▶ [WORK TO BE COMPLETED] Scan the data. Collect each line that contains the word "none".
====== ROWS
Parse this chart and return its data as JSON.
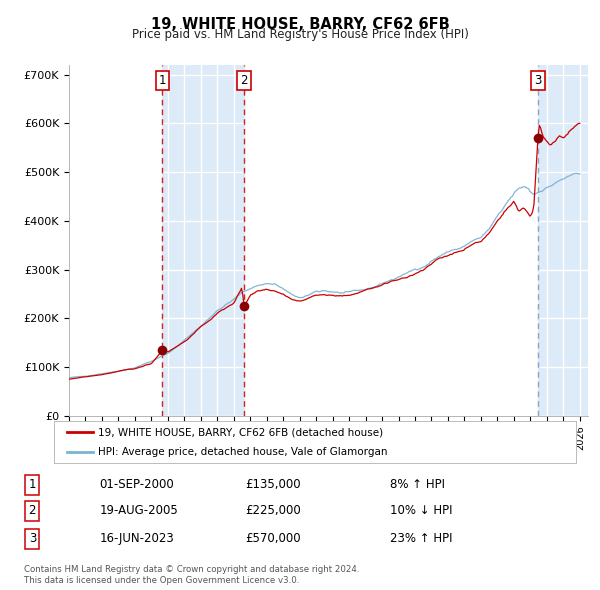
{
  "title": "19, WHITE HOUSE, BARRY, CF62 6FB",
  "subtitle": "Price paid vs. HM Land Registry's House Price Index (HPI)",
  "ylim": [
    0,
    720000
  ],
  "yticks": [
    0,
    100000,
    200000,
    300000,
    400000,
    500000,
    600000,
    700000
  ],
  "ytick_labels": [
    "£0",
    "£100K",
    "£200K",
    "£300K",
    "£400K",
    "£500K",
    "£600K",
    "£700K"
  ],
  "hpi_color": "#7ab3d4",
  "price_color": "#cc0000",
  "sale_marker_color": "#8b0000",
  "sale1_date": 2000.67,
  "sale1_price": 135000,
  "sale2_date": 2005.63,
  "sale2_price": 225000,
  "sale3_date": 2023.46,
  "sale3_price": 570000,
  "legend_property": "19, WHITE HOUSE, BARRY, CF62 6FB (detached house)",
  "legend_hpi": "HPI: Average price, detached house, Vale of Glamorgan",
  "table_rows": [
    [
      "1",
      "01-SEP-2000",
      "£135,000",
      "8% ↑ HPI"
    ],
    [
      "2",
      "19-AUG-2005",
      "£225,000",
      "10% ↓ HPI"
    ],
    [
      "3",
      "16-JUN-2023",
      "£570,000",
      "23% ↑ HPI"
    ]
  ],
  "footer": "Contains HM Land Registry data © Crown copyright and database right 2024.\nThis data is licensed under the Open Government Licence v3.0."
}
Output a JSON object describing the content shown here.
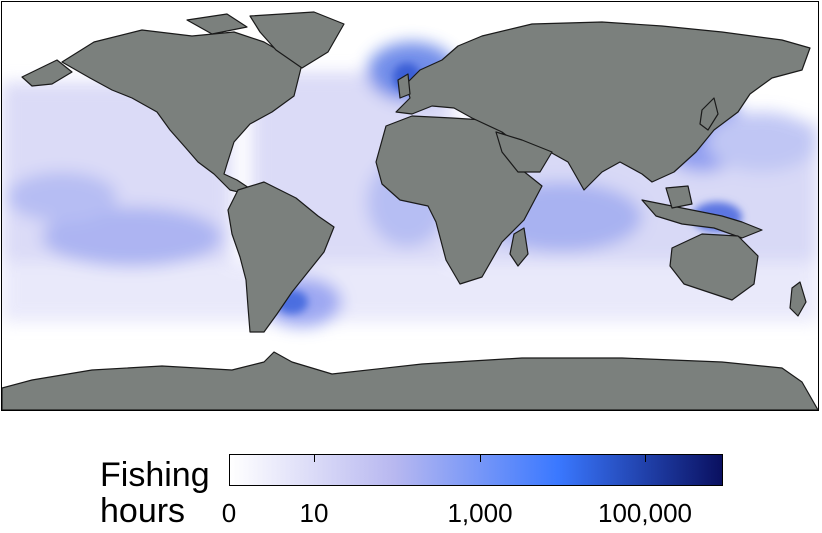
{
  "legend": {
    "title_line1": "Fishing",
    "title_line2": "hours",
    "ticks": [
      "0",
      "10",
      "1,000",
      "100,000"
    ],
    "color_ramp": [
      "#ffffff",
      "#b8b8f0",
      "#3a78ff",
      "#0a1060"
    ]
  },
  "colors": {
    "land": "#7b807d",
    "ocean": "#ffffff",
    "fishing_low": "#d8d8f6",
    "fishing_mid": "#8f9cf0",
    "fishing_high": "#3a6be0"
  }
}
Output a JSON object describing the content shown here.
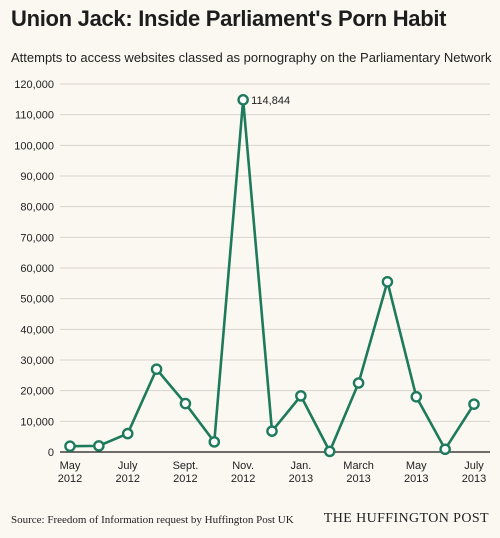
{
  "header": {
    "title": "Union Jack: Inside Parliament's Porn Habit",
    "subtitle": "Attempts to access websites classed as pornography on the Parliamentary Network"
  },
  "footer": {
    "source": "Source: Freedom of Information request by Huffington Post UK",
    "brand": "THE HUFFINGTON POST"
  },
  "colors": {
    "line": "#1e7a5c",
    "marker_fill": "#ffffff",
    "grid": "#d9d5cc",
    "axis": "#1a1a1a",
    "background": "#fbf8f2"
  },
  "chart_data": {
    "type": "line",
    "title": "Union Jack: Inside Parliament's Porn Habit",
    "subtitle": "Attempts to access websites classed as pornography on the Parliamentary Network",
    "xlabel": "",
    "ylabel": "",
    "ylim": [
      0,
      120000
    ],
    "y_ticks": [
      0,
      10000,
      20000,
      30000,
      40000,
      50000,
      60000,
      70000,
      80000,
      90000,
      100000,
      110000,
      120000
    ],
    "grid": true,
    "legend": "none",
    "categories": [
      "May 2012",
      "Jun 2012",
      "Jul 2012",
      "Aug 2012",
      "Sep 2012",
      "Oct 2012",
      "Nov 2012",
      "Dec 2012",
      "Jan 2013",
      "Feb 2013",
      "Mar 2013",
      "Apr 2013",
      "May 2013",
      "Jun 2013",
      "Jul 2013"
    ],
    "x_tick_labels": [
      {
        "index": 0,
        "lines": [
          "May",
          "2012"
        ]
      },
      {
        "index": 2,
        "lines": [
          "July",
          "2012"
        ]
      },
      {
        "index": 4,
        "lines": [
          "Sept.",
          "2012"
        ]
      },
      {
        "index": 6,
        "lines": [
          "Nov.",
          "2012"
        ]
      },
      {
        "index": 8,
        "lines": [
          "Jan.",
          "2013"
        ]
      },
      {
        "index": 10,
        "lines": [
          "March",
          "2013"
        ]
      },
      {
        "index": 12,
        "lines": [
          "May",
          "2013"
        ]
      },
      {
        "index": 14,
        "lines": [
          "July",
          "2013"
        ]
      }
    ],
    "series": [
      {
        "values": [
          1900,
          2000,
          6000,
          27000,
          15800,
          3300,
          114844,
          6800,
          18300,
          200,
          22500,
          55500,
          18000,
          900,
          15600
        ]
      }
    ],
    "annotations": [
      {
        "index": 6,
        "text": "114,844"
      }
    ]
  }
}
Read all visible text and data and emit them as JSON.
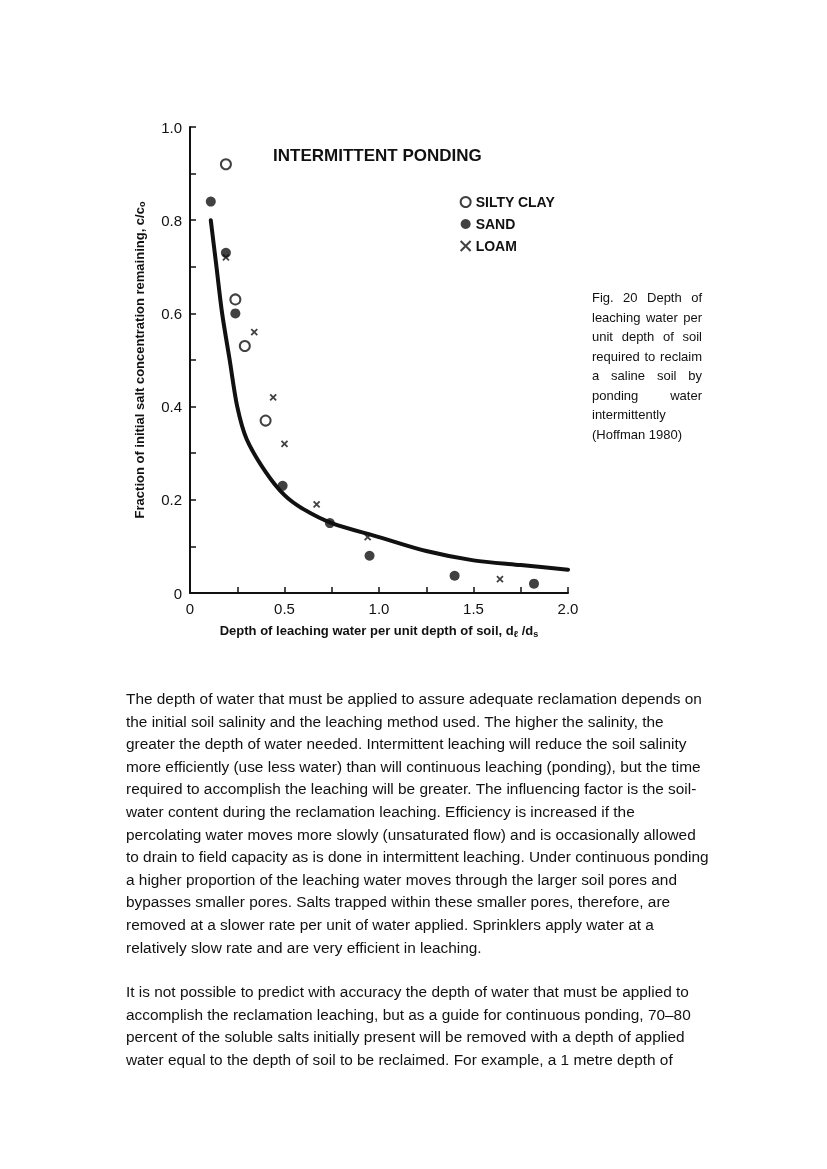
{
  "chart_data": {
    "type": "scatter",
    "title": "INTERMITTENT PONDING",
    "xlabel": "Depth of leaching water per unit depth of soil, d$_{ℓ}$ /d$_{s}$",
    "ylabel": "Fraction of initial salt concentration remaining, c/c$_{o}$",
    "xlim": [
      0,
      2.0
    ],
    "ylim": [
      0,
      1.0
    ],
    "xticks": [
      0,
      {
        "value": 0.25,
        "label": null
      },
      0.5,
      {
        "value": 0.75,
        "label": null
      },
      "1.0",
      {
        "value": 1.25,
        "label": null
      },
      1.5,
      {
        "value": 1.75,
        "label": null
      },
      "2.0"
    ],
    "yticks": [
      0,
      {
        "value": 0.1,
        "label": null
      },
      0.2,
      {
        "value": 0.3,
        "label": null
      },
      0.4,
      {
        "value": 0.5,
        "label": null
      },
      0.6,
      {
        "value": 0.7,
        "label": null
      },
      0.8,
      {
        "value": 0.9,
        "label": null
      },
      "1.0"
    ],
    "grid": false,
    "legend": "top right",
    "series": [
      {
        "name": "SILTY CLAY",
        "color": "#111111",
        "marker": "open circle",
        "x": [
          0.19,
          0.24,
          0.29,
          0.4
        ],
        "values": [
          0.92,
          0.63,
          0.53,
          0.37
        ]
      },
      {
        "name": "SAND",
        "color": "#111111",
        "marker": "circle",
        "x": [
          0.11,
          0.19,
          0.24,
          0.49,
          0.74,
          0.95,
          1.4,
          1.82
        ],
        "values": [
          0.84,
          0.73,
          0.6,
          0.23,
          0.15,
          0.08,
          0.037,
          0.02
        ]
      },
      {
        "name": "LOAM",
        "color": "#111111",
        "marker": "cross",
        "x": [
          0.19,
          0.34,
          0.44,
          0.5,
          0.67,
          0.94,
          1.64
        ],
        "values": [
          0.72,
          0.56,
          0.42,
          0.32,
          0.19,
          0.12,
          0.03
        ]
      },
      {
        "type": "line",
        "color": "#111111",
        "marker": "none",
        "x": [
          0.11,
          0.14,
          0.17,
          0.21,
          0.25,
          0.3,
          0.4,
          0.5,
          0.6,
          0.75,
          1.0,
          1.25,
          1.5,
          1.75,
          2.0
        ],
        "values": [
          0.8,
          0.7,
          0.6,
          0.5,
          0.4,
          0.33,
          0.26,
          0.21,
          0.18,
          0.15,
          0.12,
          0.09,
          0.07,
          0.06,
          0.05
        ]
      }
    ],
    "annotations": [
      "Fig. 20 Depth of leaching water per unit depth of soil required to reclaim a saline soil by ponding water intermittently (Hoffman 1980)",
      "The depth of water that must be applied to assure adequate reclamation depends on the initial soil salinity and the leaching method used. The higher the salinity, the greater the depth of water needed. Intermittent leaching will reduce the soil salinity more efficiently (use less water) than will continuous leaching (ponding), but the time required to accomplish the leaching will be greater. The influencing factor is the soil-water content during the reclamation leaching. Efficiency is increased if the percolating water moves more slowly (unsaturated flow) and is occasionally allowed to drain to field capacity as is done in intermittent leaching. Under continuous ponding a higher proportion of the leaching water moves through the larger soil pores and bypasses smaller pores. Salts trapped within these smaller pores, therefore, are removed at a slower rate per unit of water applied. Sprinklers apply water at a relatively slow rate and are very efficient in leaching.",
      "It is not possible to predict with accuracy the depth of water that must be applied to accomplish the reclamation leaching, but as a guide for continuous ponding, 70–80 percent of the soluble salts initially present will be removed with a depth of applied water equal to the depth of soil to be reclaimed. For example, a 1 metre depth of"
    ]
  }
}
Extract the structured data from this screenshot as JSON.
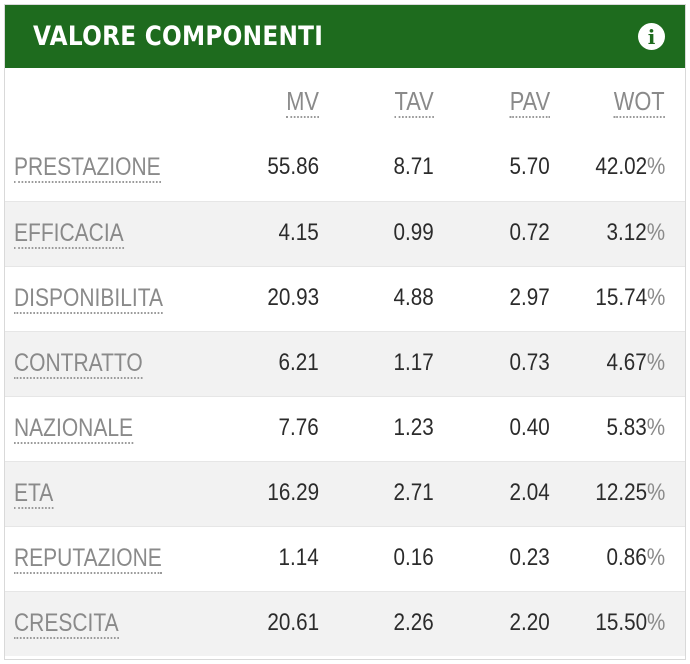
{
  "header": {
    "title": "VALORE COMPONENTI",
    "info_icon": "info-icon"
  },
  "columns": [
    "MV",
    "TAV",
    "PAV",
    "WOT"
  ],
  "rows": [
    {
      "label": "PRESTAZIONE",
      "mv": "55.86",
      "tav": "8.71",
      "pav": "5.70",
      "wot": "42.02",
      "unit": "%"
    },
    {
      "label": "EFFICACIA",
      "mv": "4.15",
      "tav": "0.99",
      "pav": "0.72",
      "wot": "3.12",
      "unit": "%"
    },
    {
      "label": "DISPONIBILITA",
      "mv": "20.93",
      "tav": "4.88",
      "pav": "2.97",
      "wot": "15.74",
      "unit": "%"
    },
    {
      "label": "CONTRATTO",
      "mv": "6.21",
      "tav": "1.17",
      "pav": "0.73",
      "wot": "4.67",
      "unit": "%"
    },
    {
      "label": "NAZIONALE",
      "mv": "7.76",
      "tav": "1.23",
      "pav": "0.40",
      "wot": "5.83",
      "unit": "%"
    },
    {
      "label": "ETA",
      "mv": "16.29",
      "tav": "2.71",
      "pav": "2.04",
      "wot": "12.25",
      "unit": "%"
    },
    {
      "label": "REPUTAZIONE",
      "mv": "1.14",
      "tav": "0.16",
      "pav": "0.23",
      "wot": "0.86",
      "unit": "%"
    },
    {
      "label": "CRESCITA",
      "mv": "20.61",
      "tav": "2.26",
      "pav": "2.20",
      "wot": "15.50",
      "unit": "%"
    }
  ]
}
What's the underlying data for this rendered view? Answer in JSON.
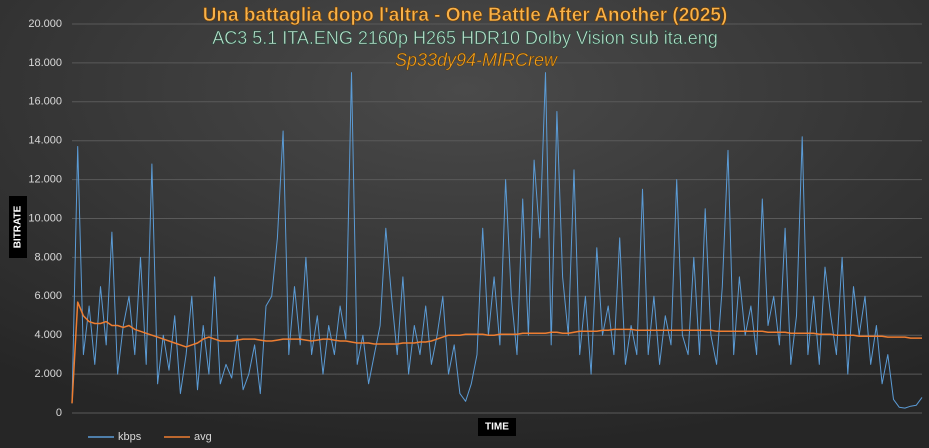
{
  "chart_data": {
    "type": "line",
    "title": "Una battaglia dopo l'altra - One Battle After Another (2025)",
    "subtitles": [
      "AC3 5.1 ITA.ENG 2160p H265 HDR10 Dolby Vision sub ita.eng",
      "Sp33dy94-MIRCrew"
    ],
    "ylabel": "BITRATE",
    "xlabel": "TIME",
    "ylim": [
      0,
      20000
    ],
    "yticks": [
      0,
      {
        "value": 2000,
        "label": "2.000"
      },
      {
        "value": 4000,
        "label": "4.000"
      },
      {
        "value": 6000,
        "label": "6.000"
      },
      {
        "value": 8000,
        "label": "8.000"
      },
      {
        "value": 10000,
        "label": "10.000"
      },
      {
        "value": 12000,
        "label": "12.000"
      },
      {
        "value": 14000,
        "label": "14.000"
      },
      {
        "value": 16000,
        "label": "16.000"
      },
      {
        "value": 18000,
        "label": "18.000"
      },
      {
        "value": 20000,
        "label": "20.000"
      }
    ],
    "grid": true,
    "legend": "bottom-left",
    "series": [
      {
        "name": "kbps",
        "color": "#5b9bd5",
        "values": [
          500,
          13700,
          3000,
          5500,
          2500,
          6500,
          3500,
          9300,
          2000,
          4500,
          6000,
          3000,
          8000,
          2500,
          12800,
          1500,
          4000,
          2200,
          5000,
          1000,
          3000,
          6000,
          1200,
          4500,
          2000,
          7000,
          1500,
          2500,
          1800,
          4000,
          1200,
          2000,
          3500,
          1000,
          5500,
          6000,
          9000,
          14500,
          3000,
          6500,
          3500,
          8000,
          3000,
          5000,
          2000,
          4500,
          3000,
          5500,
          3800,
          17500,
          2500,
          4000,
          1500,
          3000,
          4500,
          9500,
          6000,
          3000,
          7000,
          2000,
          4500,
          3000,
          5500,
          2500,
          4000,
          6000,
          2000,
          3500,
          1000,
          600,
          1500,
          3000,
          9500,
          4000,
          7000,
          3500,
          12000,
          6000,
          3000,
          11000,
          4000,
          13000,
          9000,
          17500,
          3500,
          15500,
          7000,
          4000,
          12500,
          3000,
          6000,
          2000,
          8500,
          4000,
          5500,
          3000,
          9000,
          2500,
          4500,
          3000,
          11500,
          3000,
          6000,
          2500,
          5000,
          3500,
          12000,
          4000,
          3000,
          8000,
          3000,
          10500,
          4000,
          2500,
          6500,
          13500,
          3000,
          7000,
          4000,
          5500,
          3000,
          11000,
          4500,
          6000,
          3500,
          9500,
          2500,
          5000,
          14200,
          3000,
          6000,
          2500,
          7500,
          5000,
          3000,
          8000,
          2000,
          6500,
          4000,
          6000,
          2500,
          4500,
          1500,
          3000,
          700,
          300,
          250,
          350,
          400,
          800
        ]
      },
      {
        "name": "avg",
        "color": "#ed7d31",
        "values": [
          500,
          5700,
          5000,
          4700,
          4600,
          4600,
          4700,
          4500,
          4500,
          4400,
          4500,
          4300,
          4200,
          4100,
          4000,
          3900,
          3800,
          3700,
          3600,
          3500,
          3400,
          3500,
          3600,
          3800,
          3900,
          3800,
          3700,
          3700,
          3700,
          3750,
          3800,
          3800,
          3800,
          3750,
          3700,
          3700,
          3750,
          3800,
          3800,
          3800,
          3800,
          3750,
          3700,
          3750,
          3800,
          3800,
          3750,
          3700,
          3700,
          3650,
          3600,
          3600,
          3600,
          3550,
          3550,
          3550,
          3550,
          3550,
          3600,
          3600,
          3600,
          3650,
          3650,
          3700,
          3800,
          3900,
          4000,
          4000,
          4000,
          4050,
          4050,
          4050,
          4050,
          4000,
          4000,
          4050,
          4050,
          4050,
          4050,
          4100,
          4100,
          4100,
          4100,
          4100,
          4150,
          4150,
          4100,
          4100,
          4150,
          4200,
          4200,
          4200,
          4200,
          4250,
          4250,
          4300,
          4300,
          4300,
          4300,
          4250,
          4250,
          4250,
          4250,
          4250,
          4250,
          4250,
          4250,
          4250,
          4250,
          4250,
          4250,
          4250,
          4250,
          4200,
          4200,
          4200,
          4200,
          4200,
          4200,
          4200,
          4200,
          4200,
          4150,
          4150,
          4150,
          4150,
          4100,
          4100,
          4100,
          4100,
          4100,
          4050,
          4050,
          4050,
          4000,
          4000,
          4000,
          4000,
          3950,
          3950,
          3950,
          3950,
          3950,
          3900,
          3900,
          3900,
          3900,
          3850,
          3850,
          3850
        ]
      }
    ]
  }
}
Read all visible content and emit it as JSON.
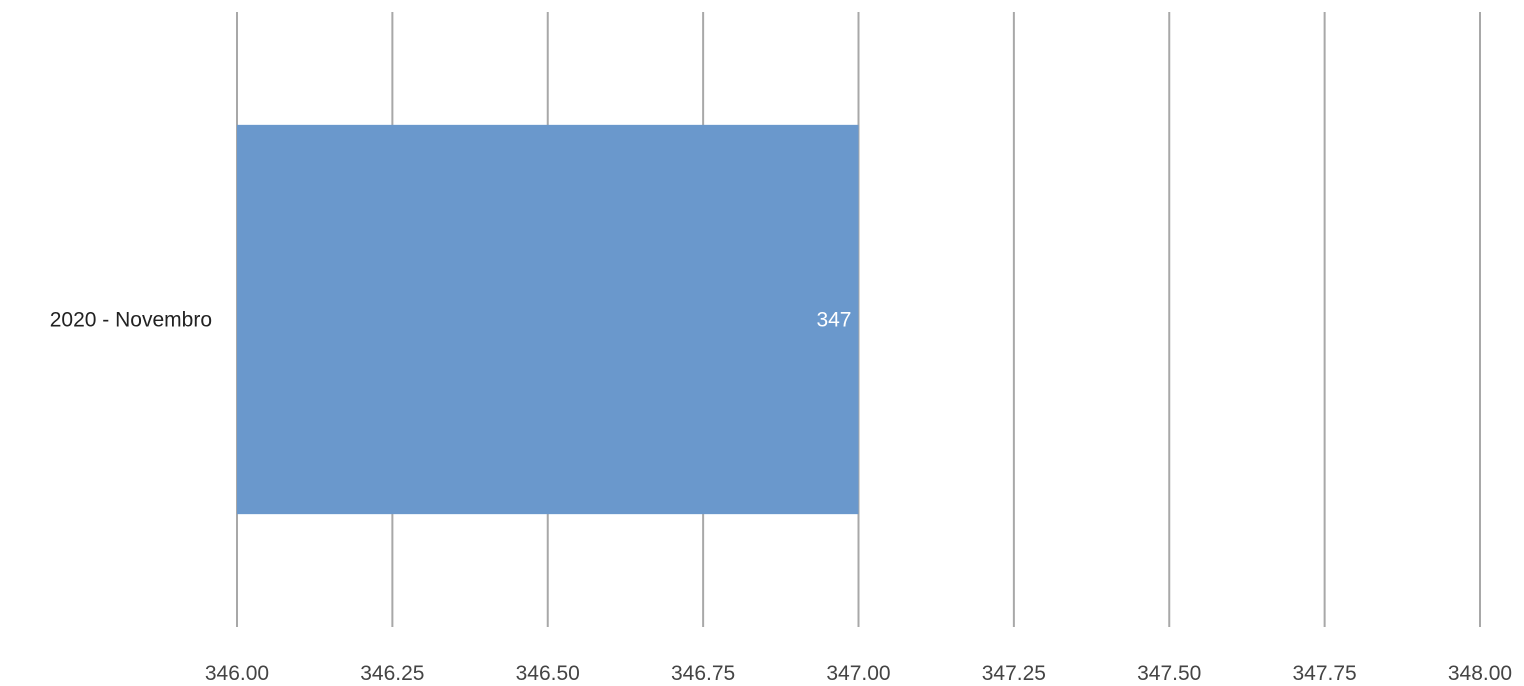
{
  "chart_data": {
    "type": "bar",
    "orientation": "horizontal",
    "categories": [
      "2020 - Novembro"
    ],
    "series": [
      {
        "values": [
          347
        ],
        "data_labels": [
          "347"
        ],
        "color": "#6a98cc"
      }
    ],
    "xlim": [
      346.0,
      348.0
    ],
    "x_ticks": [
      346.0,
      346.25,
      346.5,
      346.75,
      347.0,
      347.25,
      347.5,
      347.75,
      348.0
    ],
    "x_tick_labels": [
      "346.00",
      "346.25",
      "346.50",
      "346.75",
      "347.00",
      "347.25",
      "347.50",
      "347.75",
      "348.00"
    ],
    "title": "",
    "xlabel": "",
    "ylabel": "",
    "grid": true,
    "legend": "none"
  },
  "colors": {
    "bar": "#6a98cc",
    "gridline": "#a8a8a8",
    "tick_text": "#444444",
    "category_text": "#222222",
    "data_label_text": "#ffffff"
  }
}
============
▶ [SOLUTION TO THE EXERCISE]
    "legend": "none",
        "marker": "none",
    "legend": "none"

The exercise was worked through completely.